# Task to complete
Can you find the lines of the listing that include "text" and copy every one?

# Records for the exercise
--------------------------------

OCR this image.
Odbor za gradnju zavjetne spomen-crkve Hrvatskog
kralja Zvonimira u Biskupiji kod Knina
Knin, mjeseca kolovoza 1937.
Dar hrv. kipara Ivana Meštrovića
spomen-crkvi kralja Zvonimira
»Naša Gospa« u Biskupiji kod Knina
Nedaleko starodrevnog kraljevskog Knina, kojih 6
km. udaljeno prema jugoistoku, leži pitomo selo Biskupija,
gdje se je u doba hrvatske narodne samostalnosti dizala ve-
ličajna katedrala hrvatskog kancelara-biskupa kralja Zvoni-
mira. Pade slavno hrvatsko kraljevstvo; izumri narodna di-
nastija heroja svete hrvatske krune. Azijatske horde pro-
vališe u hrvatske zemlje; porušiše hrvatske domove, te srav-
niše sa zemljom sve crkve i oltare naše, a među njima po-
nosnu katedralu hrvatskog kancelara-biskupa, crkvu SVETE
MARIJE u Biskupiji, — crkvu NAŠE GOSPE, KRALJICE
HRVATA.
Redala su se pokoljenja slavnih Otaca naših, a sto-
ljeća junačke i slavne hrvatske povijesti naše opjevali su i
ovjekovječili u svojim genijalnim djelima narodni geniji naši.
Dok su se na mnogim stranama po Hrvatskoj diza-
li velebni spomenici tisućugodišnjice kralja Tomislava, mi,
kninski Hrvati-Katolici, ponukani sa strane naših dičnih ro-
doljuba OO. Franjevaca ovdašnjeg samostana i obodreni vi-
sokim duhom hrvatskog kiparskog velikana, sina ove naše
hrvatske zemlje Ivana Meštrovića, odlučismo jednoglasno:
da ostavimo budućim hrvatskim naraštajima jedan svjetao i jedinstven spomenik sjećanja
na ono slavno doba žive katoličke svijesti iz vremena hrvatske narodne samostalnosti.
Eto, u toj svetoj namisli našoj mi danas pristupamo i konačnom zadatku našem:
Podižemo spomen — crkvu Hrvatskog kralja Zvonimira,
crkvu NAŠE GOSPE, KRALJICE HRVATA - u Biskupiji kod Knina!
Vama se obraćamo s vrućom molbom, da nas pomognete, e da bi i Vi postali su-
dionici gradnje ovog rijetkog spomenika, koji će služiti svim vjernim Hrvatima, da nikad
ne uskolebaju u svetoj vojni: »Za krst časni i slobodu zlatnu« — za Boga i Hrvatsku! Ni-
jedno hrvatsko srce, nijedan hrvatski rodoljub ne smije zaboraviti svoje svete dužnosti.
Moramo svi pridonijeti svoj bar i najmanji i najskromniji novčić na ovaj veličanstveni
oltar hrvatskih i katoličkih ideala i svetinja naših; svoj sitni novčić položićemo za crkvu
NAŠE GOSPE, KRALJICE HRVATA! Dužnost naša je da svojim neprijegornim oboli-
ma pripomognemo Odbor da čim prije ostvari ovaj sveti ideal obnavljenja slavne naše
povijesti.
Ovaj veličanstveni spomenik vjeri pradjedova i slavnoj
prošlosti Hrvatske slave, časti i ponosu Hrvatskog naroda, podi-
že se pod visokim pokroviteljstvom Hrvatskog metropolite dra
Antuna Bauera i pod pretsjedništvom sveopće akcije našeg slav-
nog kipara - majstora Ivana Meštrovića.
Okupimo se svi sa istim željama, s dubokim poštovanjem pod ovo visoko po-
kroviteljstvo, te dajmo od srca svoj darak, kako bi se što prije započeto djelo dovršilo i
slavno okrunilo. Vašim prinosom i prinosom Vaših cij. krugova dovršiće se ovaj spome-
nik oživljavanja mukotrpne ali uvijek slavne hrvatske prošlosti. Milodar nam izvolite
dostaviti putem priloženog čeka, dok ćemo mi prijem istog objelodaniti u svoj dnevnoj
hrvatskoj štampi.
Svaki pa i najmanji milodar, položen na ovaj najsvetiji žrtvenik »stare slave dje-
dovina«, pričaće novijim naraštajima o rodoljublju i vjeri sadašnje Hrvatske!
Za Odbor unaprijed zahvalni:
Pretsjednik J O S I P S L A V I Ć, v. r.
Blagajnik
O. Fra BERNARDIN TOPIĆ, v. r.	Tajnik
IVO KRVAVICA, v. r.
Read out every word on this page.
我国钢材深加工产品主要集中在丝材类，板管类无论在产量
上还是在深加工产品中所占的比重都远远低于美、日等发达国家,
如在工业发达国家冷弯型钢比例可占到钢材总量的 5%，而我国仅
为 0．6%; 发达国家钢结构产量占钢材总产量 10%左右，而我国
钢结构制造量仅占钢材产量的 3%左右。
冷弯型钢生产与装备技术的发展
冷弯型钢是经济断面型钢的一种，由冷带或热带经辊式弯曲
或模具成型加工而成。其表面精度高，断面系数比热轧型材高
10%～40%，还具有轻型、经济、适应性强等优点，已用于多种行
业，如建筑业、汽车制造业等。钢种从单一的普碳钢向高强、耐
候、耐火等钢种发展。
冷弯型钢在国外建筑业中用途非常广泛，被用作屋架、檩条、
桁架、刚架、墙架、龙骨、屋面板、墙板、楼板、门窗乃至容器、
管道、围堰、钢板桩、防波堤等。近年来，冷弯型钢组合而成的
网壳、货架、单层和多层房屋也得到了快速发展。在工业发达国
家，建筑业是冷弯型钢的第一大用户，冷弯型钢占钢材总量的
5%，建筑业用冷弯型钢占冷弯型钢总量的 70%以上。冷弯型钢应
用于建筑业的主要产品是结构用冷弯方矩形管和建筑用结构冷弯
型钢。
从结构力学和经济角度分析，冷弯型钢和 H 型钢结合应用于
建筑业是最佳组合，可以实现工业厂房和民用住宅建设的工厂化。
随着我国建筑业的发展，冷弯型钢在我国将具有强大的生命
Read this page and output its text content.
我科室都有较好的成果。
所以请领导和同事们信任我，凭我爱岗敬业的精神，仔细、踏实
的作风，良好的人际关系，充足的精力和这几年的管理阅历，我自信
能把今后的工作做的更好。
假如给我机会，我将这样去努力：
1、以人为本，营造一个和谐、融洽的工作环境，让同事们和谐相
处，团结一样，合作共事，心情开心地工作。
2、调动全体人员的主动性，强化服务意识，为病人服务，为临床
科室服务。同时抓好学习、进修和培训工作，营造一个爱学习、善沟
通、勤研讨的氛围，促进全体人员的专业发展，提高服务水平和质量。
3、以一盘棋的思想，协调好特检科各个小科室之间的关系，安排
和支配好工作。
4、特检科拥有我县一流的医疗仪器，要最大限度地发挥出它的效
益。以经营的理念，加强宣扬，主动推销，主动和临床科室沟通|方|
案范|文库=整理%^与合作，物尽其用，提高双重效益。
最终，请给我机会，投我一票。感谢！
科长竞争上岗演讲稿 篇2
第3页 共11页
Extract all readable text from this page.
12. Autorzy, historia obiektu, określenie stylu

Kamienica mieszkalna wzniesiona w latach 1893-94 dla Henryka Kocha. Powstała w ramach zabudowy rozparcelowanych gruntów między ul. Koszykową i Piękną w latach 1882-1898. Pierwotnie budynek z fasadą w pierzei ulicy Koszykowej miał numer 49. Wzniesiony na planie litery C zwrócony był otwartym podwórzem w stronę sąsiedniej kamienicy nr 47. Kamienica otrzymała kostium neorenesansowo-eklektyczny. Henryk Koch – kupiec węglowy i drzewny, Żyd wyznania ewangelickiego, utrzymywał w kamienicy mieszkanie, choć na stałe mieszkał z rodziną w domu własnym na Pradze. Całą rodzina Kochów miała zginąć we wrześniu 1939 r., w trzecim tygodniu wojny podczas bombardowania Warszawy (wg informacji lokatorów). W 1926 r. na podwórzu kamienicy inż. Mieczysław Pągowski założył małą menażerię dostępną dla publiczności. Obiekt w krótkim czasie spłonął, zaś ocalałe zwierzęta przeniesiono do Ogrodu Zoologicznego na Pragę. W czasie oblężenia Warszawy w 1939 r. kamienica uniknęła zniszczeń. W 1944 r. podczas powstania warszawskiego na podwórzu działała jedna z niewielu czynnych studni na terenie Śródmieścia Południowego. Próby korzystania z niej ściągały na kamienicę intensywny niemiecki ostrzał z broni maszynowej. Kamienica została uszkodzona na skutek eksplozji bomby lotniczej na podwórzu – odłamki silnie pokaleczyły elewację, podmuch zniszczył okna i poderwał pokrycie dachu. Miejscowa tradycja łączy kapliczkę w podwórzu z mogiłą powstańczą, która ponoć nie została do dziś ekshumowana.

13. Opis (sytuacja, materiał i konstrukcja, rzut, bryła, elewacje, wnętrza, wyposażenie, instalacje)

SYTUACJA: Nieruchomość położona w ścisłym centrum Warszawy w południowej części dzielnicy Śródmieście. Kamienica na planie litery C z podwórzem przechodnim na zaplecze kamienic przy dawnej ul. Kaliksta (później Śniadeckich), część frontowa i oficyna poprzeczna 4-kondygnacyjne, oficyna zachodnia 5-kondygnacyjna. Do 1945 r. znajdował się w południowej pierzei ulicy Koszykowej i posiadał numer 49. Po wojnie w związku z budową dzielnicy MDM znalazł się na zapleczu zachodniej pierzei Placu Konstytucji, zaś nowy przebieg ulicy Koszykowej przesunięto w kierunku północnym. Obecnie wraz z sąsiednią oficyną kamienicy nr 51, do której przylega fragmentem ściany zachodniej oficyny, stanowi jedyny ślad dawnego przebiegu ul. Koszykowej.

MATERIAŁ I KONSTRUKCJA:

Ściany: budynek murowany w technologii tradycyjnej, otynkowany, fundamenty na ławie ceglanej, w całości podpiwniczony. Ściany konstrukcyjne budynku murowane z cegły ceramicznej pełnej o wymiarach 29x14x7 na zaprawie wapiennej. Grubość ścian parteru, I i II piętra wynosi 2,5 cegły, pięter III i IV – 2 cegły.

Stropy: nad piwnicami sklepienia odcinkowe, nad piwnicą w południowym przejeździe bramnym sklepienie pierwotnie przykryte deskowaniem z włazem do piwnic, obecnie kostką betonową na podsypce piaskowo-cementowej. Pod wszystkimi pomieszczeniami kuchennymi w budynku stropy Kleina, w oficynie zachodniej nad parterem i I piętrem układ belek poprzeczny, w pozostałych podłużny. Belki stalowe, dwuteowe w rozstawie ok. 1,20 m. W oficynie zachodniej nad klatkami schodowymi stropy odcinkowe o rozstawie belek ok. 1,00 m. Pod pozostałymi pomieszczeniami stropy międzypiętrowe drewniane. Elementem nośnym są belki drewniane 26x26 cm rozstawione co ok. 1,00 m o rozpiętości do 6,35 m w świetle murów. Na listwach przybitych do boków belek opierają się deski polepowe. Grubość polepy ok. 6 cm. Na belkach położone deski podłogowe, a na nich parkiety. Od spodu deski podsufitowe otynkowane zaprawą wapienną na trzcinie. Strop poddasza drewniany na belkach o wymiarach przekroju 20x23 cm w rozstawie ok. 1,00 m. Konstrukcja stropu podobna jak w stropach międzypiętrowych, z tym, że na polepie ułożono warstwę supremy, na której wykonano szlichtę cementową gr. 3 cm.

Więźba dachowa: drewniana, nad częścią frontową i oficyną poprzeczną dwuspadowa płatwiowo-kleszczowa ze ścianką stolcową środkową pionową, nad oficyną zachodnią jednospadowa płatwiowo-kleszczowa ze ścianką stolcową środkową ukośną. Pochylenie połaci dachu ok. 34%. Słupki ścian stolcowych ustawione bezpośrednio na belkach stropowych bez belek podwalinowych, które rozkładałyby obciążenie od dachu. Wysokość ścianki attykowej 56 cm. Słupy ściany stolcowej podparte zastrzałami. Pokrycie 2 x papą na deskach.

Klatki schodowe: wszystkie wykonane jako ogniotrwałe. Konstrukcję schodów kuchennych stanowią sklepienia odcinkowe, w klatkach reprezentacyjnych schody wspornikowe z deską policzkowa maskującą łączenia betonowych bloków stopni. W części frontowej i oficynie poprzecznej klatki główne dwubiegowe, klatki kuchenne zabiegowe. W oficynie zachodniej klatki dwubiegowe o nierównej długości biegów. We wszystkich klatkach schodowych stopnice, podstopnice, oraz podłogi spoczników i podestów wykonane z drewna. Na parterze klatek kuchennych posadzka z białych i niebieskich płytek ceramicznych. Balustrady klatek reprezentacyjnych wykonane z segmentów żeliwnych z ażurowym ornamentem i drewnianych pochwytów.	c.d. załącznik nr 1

--------------------------------

# Exercise result
Read this page and output its text content.
Extract all readable text from this page.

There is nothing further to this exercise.